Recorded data
================
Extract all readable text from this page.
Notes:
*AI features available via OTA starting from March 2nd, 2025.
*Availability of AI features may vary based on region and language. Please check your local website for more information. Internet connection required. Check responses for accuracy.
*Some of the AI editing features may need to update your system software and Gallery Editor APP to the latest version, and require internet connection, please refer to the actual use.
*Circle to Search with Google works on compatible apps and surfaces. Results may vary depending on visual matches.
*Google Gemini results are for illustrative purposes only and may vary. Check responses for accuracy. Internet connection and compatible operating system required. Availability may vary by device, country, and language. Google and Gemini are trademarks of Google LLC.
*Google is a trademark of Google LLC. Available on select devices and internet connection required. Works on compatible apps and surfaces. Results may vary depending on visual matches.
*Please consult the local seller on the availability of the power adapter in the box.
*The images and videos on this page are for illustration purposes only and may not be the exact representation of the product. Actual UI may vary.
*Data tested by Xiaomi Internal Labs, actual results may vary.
================
▸ What you need to do: Go through the records and print each one exactly.

▸ Response for this exercise:
Extract all readable text from this page.
Notes:
*AI features available via OTA starting from March 2nd, 2025.
*Availability of AI features may vary based on region and language. Please check your local website for more information. Internet connection required. Check responses for accuracy.
*Some of the AI editing features may need to update your system software and Gallery Editor APP to the latest version, and require internet connection, please refer to the actual use.
*Circle to Search with Google works on compatible apps and surfaces. Results may vary depending on visual matches.
*Google Gemini results are for illustrative purposes only and may vary. Check responses for accuracy. Internet connection and compatible operating system required. Availability may vary by device, country, and language. Google and Gemini are trademarks of Google LLC.
*Google is a trademark of Google LLC. Available on select devices and internet connection required. Works on compatible apps and surfaces. Results may vary depending on visual matches.
*Please consult the local seller on the availability of the power adapter in the box.
*The images and videos on this page are for illustration purposes only and may not be the exact representation of the product. Actual UI may vary.
*Data tested by Xiaomi Internal Labs, actual results may vary.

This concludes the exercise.